* REQUIREMENTS
Say how many lines hold the string "title"; please write nothing but the number.

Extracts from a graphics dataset
..............................

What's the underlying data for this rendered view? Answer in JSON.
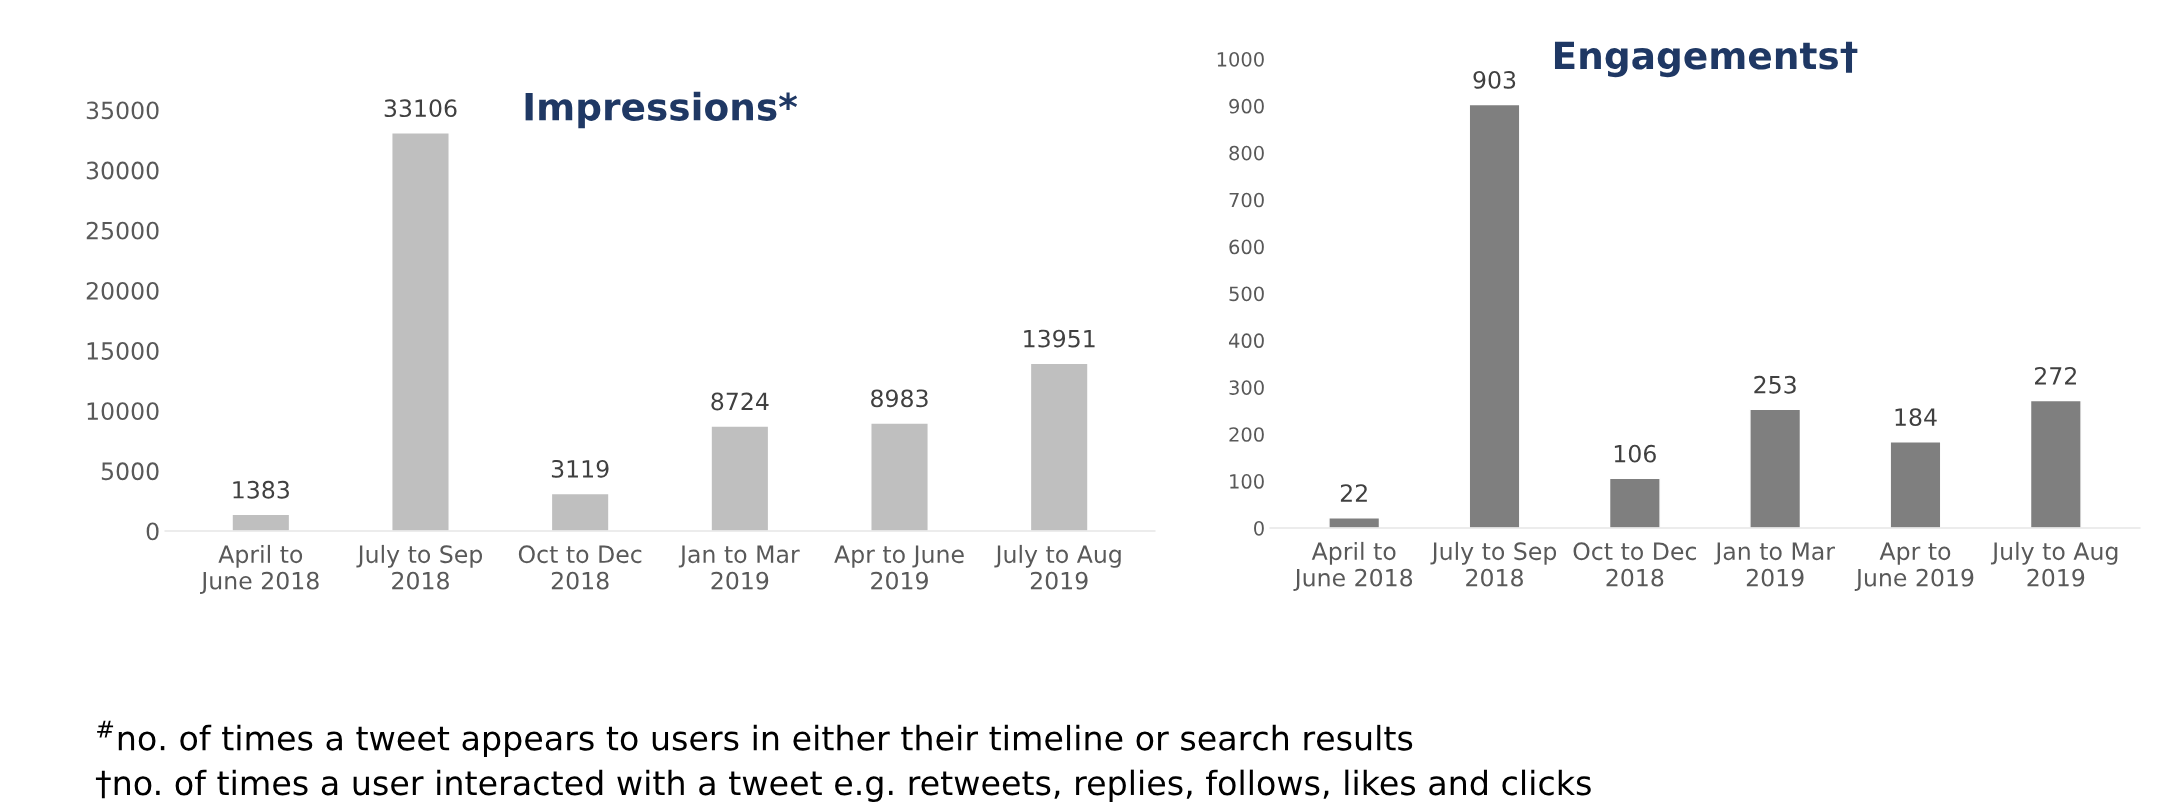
{
  "chart_data": [
    {
      "type": "bar",
      "title": "Impressions*",
      "categories": [
        "April to\nJune 2018",
        "July to Sep\n2018",
        "Oct to Dec\n2018",
        "Jan to Mar\n2019",
        "Apr to June\n2019",
        "July to Aug\n2019"
      ],
      "values": [
        1383,
        33106,
        3119,
        8724,
        8983,
        13951
      ],
      "color": "#bfbfbf",
      "data_labels": true,
      "ylim": [
        0,
        35000
      ],
      "yticks": [
        0,
        5000,
        10000,
        15000,
        20000,
        25000,
        30000,
        35000
      ],
      "grid": false,
      "annotations": [
        "$^{#}$no. of times a tweet appears to users in either their timeline or search results"
      ]
    },
    {
      "type": "bar",
      "title": "Engagements†",
      "categories": [
        "April to\nJune 2018",
        "July to Sep\n2018",
        "Oct to Dec\n2018",
        "Jan to Mar\n2019",
        "Apr to\nJune 2019",
        "July to Aug\n2019"
      ],
      "values": [
        22,
        903,
        106,
        253,
        184,
        272
      ],
      "color": "#7f7f7f",
      "data_labels": true,
      "ylim": [
        0,
        1000
      ],
      "yticks": [
        0,
        100,
        200,
        300,
        400,
        500,
        600,
        700,
        800,
        900,
        1000
      ],
      "grid": false,
      "annotations": [
        "†no. of times a user interacted with a tweet e.g. retweets, replies, follows, likes and clicks"
      ]
    }
  ]
}
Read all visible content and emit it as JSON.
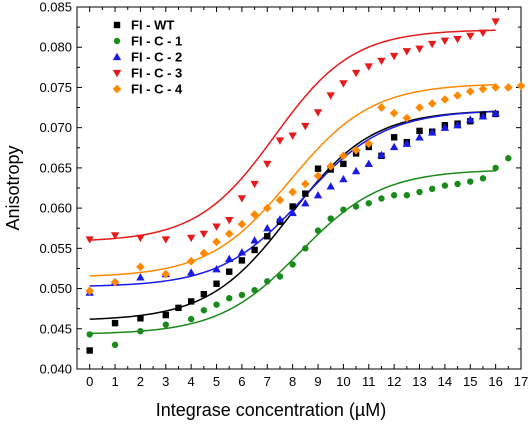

..............................

* WRITTEN SOLUTION
2